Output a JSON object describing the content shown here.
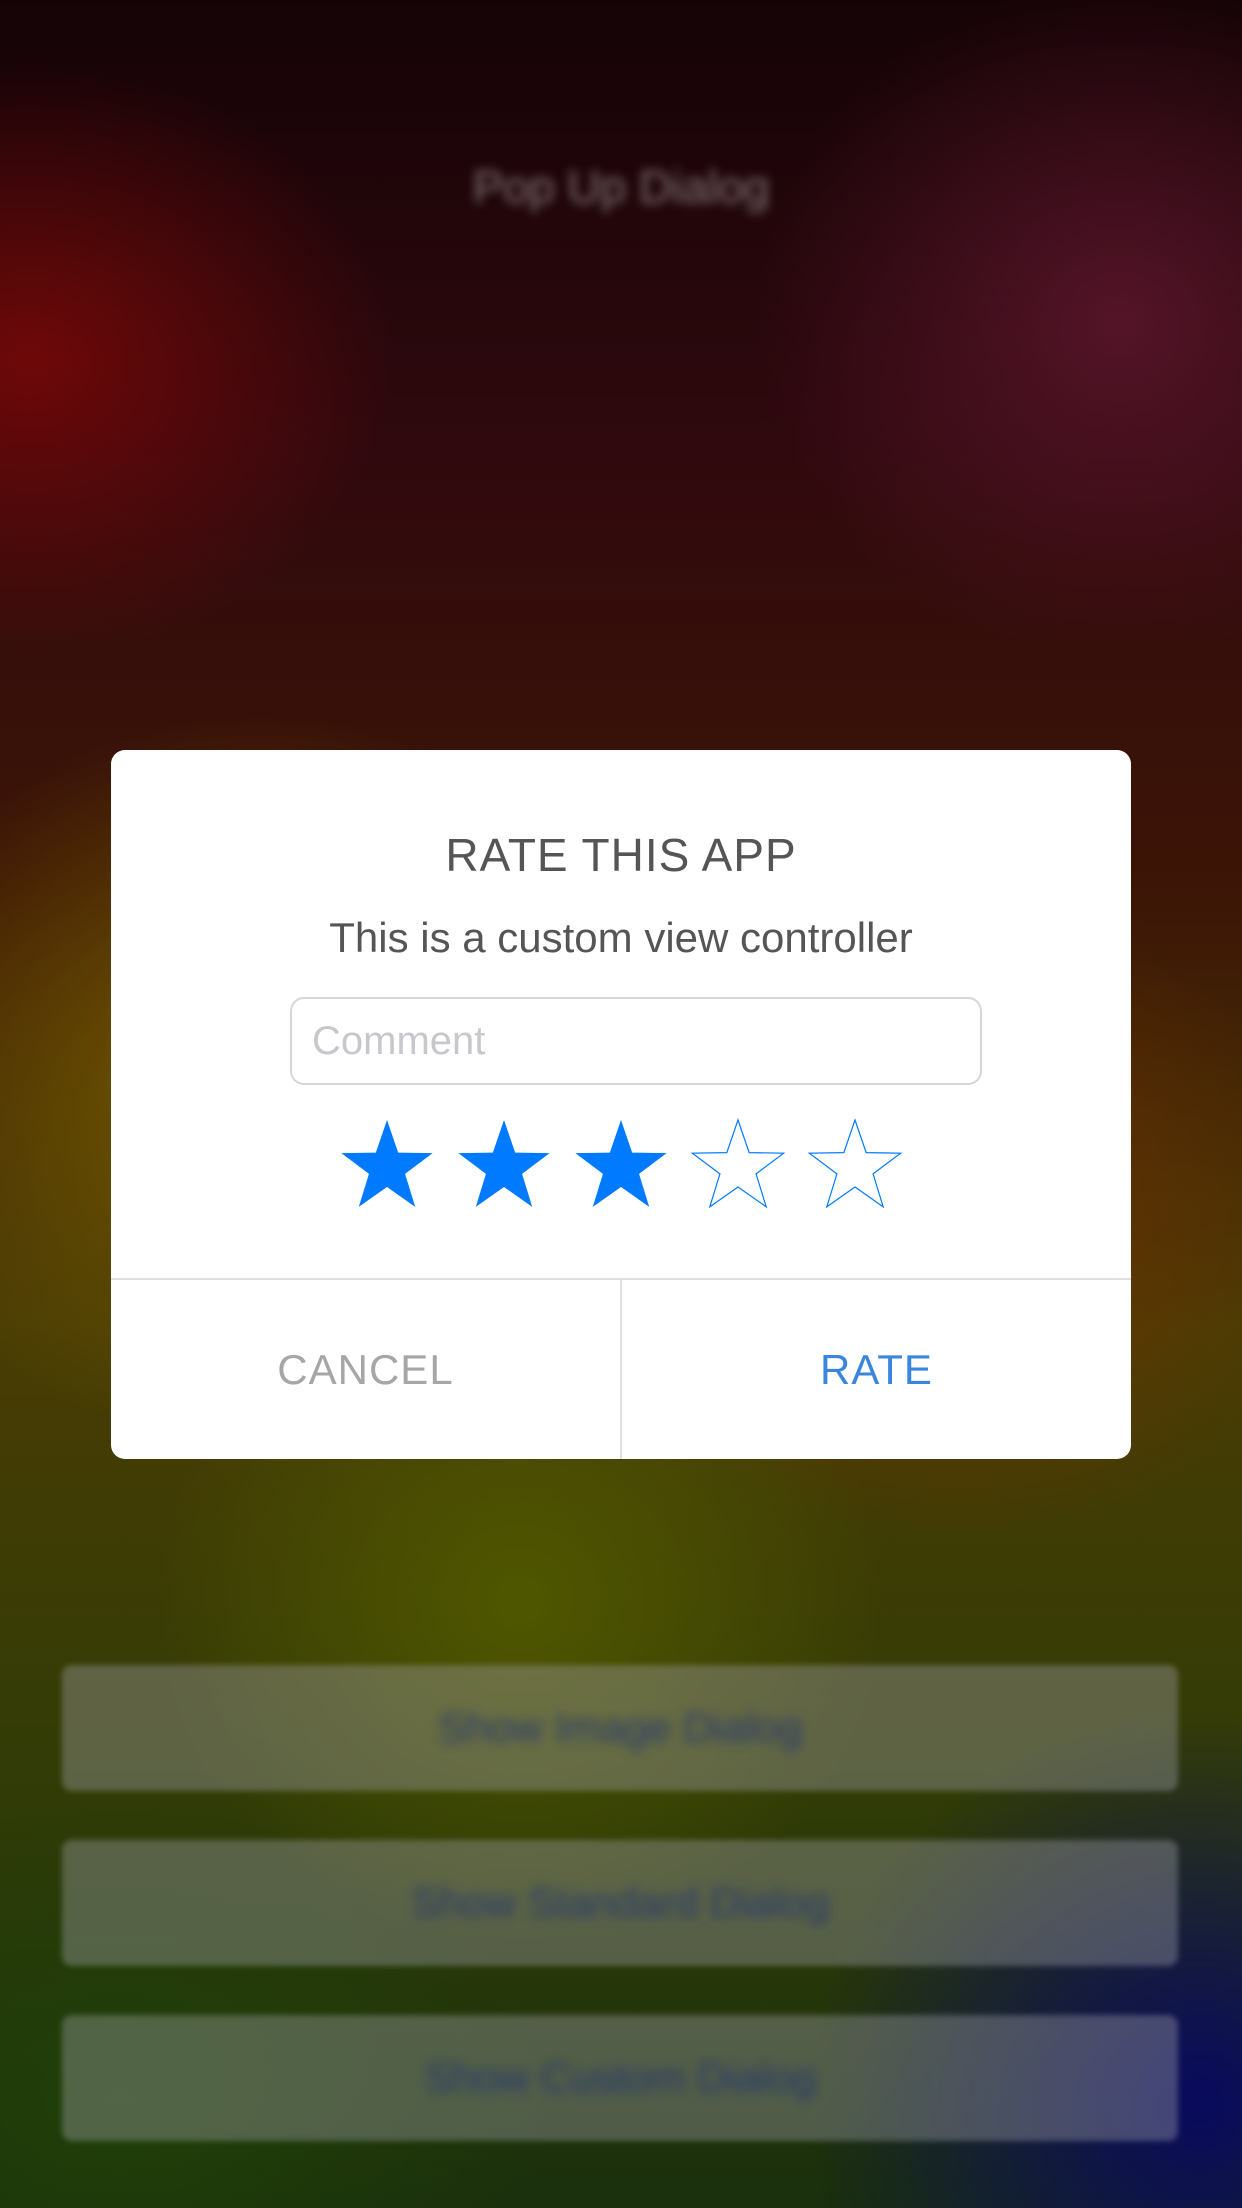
{
  "background": {
    "title": "Pop Up Dialog",
    "buttons": [
      {
        "label": "Show Image Dialog"
      },
      {
        "label": "Show Standard Dialog"
      },
      {
        "label": "Show Custom Dialog"
      }
    ]
  },
  "dialog": {
    "title": "RATE THIS APP",
    "message": "This is a custom view controller",
    "comment": {
      "placeholder": "Comment",
      "value": ""
    },
    "rating": {
      "value": 3,
      "max": 5,
      "accent_color": "#007aff"
    },
    "buttons": {
      "cancel_label": "CANCEL",
      "rate_label": "RATE"
    }
  },
  "colors": {
    "title_text": "#555555",
    "cancel_text": "#a6a6a6",
    "rate_text": "#3b86dd",
    "star": "#007aff"
  },
  "icons": {
    "star_filled": "star-filled-icon",
    "star_empty": "star-outline-icon"
  }
}
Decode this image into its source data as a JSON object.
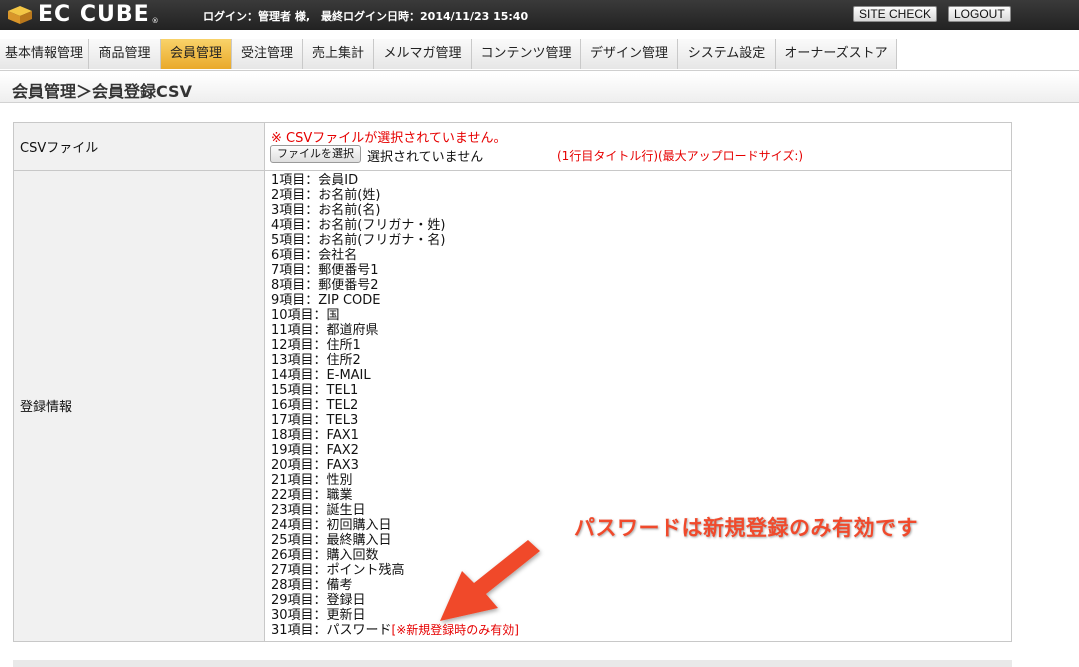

· · · · · · ·

**DIRECTION:** Your task is to retype all the entries exactly and leave out any pictures.

**COMPLETE OUTPUT:**
Output a JSON object describing the content shown here.
{
  "background": {
    "title": "Pop Up Dialog",
    "buttons": [
      {
        "label": "Show Image Dialog"
      },
      {
        "label": "Show Standard Dialog"
      },
      {
        "label": "Show Custom Dialog"
      }
    ]
  },
  "dialog": {
    "title": "RATE THIS APP",
    "message": "This is a custom view controller",
    "comment": {
      "placeholder": "Comment",
      "value": ""
    },
    "rating": {
      "value": 3,
      "max": 5,
      "accent_color": "#007aff"
    },
    "buttons": {
      "cancel_label": "CANCEL",
      "rate_label": "RATE"
    }
  },
  "colors": {
    "title_text": "#555555",
    "cancel_text": "#a6a6a6",
    "rate_text": "#3b86dd",
    "star": "#007aff"
  },
  "icons": {
    "star_filled": "star-filled-icon",
    "star_empty": "star-outline-icon"
  }
}
Decode this image into its source data as a JSON object.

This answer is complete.